### INPUT ROWS:

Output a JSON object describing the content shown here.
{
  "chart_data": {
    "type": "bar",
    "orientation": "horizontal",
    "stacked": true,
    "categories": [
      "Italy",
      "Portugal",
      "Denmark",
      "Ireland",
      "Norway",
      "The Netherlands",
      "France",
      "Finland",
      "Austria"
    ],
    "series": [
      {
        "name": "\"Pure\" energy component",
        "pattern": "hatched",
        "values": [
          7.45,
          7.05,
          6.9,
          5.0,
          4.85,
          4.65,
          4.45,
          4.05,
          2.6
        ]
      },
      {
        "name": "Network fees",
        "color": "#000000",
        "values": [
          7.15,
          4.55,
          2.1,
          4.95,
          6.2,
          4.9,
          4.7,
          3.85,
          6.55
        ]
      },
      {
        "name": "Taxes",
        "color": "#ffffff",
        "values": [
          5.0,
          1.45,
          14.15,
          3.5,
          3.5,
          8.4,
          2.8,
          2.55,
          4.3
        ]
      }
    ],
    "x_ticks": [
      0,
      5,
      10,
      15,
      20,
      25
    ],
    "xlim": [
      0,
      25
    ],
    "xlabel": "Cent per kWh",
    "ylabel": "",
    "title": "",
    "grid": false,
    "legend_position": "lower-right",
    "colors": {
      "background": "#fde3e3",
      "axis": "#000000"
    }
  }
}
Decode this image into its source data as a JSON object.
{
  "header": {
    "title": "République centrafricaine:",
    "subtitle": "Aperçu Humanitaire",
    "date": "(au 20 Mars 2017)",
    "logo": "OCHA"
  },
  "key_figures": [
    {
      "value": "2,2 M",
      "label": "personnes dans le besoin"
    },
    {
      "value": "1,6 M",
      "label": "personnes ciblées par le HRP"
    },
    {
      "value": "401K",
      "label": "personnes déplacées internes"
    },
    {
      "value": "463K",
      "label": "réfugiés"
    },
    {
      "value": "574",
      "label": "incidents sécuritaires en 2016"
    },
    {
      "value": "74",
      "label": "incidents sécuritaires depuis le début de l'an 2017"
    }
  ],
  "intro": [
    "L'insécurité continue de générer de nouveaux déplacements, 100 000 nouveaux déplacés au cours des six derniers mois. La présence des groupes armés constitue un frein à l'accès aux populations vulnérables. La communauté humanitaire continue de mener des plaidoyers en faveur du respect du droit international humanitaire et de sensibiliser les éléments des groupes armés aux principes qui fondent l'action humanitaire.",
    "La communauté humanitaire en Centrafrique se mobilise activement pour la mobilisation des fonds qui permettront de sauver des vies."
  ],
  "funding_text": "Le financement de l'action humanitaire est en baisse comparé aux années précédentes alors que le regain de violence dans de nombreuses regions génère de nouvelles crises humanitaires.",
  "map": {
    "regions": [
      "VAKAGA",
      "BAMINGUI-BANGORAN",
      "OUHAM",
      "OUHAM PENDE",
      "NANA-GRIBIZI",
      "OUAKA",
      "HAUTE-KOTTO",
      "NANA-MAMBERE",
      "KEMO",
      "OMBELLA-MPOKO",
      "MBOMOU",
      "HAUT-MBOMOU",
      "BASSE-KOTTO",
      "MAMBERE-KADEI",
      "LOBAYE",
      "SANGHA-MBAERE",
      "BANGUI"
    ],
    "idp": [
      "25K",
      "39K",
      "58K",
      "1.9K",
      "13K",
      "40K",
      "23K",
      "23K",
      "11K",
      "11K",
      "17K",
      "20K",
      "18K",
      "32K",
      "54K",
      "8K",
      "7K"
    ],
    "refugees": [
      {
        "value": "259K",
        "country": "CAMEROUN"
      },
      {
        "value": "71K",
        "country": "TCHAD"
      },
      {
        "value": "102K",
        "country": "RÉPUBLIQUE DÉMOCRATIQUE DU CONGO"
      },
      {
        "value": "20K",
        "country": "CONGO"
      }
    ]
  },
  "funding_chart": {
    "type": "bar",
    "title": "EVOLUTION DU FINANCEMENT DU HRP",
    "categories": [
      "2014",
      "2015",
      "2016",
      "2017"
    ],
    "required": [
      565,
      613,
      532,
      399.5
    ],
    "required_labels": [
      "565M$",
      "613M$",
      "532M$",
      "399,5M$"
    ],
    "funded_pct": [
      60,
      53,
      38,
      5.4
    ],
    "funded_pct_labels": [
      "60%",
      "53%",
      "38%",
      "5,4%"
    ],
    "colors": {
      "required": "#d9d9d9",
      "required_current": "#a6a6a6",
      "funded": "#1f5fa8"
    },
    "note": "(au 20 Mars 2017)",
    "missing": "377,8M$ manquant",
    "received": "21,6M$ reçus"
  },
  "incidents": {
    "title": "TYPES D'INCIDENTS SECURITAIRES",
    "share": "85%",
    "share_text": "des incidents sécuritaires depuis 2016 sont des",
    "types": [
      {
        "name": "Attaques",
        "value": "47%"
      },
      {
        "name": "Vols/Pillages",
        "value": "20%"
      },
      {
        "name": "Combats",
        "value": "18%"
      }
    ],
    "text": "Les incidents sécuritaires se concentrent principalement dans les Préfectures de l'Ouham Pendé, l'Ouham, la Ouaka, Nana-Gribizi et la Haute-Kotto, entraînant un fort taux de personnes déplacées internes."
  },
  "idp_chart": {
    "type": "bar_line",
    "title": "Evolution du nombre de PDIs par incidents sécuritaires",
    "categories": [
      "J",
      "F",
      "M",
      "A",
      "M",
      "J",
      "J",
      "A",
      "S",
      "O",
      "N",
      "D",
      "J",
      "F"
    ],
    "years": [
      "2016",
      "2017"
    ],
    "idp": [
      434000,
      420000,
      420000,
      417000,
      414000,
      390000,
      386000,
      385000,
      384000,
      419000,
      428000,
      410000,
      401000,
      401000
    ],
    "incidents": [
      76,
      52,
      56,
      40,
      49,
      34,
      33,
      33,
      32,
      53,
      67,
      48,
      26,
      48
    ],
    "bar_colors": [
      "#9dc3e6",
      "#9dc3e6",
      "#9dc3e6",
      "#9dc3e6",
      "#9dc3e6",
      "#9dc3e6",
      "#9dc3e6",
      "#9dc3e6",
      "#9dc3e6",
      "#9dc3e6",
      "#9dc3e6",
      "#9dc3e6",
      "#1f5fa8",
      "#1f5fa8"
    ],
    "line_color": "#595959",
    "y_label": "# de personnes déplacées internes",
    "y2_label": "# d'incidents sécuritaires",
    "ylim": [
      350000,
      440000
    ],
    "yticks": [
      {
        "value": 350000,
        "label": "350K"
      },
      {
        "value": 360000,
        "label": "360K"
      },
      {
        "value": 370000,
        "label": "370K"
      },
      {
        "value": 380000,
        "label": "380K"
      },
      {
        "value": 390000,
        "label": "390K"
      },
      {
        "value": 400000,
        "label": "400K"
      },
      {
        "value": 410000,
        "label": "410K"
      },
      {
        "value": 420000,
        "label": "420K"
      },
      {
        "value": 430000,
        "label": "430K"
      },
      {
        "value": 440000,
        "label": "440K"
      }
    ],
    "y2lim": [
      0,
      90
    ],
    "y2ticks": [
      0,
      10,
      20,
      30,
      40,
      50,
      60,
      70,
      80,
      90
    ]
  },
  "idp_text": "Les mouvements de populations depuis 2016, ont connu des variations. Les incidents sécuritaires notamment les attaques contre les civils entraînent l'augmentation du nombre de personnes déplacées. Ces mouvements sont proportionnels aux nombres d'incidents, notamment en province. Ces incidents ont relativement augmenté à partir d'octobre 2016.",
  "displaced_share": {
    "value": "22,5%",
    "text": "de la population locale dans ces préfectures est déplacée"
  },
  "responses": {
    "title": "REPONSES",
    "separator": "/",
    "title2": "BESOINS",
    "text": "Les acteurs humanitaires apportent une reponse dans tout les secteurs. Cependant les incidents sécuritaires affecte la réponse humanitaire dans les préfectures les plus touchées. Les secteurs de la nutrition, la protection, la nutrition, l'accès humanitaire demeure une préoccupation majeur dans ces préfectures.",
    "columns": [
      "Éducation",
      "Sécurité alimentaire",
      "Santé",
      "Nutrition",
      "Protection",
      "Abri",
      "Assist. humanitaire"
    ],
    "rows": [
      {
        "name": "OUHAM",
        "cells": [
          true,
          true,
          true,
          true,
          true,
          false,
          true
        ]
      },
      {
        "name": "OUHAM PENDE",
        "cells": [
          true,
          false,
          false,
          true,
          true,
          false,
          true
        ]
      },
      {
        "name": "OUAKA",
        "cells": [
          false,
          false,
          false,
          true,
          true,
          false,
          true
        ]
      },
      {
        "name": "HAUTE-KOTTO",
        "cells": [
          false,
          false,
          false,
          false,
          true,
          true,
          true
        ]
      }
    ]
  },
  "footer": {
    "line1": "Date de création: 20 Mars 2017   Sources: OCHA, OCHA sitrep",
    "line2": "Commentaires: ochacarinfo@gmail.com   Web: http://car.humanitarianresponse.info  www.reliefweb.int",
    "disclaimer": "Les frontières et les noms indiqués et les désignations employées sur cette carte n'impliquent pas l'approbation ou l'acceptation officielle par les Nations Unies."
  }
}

### EXERCISE TASK:
Copy each line of the records that contains the word "sont".

### OUTPUT:
    "share_text": "des incidents sécuritaires depuis 2016 sont des",
  "idp_text": "Les mouvements de populations depuis 2016, ont connu des variations. Les incidents sécuritaires notamment les attaques contre les civils entraînent l'augmentation du nombre de personnes déplacées. Ces mouvements sont proportionnels aux nombres d'incidents, notamment en province. Ces incidents ont relativement augmenté à partir d'octobre 2016.",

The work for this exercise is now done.